-------- Testo esercizio --------

Oropesa, siamo a 50 chilometri da Bergamo, la città del suo musicista del cuore: Donizetti. Le capita di pensarci?
«Parlavo proprio di questo con Flórez, che tra l’altro ha abitato fra Milano e Bergamo. Eh sì, fa un certo effetto. Ogni volta che supero la soglia di questo teatro sento una forte emozione sapendo che Donizetti vi tenne a battesimo alcune opere».

È stata al Teatro Donizetti?
«Mi avevano invitato al Festival ma c’erano difficoltà di date. Vado però nella bergamasca con mio marito per fare trekking, siamo entrambi appassionati di montagna».

Perché ora dove abita?
«Sempre nella Louisiana, però stiamo comprando casa a Madrid, lavorando così tanto in Europa è ormai una necessità avere una casa dove riposarsi tra una recita e l’altra senza dover attraversare l’Oceano».

-------- Voci mostrate --------

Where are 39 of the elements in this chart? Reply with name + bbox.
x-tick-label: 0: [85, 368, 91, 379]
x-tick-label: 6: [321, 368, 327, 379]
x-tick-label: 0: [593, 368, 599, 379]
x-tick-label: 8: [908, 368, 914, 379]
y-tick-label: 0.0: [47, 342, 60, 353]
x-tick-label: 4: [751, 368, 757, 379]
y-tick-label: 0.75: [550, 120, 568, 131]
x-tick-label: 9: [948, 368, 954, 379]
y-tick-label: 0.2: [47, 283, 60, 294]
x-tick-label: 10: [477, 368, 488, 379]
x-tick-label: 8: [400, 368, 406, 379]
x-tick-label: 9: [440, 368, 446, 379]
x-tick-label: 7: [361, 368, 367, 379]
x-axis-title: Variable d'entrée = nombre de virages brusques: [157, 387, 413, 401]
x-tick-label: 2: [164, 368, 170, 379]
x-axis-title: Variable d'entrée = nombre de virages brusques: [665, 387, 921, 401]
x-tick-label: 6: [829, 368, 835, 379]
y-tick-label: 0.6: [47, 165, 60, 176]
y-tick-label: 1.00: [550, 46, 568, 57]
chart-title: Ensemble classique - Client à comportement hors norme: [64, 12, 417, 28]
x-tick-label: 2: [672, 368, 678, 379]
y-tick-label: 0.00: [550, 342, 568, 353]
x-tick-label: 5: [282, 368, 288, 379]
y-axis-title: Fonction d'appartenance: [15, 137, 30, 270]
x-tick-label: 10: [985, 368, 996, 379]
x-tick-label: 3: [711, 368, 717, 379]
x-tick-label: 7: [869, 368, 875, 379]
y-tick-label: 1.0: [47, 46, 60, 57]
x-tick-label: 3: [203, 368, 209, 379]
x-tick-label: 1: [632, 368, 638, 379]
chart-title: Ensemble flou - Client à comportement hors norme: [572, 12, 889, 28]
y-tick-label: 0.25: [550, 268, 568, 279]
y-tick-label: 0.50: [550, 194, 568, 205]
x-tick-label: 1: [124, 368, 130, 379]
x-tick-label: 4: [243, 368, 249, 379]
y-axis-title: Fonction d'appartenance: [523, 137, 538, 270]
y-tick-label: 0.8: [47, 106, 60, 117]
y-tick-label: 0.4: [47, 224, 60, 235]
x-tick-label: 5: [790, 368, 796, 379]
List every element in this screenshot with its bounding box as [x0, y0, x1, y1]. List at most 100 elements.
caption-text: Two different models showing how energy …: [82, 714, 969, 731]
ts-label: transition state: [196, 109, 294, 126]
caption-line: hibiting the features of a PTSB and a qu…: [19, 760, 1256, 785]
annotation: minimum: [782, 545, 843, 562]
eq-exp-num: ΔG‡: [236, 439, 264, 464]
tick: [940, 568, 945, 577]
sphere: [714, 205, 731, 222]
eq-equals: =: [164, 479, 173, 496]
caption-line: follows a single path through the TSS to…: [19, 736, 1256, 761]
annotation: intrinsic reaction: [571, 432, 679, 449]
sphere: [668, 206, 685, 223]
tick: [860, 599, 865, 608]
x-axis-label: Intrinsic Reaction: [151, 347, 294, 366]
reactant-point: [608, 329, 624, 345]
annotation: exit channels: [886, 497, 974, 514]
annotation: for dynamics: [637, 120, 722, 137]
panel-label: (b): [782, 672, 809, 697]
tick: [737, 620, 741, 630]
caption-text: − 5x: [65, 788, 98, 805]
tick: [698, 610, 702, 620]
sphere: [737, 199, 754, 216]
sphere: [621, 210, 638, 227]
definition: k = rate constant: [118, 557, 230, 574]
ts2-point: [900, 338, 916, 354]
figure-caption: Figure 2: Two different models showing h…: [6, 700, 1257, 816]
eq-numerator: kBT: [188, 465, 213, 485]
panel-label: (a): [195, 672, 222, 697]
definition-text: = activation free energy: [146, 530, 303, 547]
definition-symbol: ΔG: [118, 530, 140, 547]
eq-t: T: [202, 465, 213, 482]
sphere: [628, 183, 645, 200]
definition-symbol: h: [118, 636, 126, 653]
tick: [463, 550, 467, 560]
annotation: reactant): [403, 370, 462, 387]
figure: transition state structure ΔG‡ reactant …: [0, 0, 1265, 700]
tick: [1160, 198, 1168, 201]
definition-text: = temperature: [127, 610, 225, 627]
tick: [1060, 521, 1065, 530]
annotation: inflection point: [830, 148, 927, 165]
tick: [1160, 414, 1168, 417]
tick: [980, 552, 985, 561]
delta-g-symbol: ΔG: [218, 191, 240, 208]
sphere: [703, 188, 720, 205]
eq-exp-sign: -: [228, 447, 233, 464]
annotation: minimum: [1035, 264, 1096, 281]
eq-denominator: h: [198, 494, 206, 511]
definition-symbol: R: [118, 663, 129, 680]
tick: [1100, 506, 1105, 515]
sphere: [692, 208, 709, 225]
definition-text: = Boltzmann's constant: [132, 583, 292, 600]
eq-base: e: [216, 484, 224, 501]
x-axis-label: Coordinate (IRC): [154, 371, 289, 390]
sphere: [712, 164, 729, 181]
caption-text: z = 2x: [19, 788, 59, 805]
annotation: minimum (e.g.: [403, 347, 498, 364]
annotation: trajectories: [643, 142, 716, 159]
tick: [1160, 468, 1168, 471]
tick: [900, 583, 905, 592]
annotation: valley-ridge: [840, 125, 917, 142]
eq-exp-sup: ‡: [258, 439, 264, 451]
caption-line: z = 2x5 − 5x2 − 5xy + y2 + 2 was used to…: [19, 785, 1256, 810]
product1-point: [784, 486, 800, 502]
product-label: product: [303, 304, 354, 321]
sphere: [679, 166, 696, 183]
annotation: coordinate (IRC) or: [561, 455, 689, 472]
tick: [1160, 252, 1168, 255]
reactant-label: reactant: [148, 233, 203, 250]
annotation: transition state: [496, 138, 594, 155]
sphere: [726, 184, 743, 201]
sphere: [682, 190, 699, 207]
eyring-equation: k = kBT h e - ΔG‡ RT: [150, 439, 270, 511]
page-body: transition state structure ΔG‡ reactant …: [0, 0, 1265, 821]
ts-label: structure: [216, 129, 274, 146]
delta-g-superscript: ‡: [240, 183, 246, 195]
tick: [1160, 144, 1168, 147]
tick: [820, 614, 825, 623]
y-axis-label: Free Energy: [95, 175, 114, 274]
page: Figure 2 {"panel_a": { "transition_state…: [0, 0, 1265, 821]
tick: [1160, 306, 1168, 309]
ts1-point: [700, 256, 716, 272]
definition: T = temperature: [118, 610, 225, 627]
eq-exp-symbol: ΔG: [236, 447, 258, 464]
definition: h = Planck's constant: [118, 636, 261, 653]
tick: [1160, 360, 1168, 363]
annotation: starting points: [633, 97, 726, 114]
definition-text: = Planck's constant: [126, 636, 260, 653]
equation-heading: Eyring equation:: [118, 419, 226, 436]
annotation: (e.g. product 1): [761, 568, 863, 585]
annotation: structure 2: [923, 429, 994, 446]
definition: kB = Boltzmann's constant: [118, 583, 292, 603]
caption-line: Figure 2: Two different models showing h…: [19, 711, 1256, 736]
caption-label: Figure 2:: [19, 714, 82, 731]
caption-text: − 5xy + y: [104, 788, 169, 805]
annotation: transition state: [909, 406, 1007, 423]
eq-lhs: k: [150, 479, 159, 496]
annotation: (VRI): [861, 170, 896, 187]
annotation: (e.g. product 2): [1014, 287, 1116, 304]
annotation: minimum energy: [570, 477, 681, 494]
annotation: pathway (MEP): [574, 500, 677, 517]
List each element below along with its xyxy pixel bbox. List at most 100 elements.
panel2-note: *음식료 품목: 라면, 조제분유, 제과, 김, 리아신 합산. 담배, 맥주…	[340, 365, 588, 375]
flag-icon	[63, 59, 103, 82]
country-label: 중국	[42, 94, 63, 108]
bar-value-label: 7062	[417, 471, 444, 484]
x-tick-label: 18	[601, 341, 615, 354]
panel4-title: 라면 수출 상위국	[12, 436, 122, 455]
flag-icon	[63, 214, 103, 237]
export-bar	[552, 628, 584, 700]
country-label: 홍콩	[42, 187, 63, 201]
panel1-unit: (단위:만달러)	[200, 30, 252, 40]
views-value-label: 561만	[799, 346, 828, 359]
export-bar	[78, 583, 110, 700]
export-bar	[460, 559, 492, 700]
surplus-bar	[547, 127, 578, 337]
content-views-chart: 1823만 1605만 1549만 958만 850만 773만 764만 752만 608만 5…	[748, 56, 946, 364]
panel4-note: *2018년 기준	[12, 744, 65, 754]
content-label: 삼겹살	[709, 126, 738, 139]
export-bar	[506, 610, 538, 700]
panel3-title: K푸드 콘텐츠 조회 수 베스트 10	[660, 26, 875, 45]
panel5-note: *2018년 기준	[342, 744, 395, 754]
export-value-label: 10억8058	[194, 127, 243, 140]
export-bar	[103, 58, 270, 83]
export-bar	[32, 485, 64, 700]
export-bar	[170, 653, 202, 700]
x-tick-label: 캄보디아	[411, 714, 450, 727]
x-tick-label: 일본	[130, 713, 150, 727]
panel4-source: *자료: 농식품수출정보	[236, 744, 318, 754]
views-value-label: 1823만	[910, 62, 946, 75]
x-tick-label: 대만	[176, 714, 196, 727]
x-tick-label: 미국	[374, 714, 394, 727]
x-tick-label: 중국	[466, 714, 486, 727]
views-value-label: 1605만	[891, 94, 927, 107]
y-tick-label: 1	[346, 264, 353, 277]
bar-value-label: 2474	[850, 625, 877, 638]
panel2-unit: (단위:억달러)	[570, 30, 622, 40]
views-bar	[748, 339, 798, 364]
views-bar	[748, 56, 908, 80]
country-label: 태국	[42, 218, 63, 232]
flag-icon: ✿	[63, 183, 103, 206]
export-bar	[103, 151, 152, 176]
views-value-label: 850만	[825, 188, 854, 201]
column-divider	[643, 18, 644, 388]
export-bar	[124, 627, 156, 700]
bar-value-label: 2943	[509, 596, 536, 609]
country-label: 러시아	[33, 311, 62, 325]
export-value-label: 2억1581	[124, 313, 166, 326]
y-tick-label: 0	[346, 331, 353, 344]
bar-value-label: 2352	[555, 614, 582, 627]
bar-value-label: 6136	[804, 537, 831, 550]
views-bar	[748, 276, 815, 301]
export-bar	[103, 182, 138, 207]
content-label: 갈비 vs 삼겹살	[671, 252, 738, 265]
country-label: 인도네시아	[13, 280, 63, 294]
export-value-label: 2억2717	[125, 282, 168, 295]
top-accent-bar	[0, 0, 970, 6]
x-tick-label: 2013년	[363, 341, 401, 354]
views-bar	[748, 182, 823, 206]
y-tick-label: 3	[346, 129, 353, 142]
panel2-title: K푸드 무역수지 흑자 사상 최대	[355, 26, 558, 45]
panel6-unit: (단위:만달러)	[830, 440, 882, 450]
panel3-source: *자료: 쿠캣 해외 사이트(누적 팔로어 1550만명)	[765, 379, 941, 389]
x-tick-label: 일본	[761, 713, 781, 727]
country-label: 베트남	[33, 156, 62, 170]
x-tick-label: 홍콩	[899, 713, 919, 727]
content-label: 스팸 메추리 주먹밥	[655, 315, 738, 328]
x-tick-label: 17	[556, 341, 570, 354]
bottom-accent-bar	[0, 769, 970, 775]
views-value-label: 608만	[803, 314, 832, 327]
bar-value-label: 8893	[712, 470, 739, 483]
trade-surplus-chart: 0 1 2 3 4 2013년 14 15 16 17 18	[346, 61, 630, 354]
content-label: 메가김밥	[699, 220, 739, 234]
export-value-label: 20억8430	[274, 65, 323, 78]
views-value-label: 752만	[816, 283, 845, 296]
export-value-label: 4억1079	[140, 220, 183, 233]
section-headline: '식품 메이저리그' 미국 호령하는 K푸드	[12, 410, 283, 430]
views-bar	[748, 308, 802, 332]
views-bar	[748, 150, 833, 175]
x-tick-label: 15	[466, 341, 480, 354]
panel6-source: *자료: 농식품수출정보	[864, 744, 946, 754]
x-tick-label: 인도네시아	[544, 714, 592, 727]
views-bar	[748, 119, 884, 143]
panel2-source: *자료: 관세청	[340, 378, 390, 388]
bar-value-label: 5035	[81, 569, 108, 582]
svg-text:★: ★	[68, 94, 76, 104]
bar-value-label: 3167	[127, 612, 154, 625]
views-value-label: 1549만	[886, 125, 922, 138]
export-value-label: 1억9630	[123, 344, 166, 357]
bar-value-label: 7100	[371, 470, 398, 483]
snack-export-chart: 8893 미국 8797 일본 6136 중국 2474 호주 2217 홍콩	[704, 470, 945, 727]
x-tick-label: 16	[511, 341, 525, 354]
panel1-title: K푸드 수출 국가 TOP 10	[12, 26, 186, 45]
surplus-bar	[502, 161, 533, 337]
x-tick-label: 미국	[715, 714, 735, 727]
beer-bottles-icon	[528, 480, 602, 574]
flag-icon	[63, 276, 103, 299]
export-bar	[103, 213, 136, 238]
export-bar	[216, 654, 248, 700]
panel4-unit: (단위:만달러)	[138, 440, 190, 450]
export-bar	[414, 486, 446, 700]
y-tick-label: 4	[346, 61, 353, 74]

--------

*Compito assegnato 1:*
Stampa il passo dell'intervista da "Oropesa, siamo a" fino a "ora dove abita?" compreso.
*Compito assegnato 2:*
Traduci in inglese questa frase dell'intervista: «Mi avevano invitato al Festival ma c'erano difficoltà di date.»
*Compito assegnato 3:*
Elenca tutte le città nominate nell'intervista.
Le voci costituiscono materiale separato rispetto all'intervista.

*Risultato esercizio 1:*
Oropesa, siamo a 50 chilometri da Bergamo, la città del suo musicista del cuore: Donizetti. Le capita di pensarci?
«Parlavo proprio di questo con Flórez, che tra l’altro ha abitato fra Milano e Bergamo. Eh sì, fa un certo effetto. Ogni volta che supero la soglia di questo teatro sento una forte emozione sapendo che Donizetti vi tenne a battesimo alcune opere».

È stata al Teatro Donizetti?
«Mi avevano invitato al Festival ma c’erano difficoltà di date. Vado però nella bergamasca con mio marito per fare trekking, siamo entrambi appassionati di montagna».

Perché ora dove abita?

*Risultato esercizio 2:*
They had invited me to the Festival, but there were difficulties with the dates.

*Risultato esercizio 3:*
Bergamo, Milano, Madrid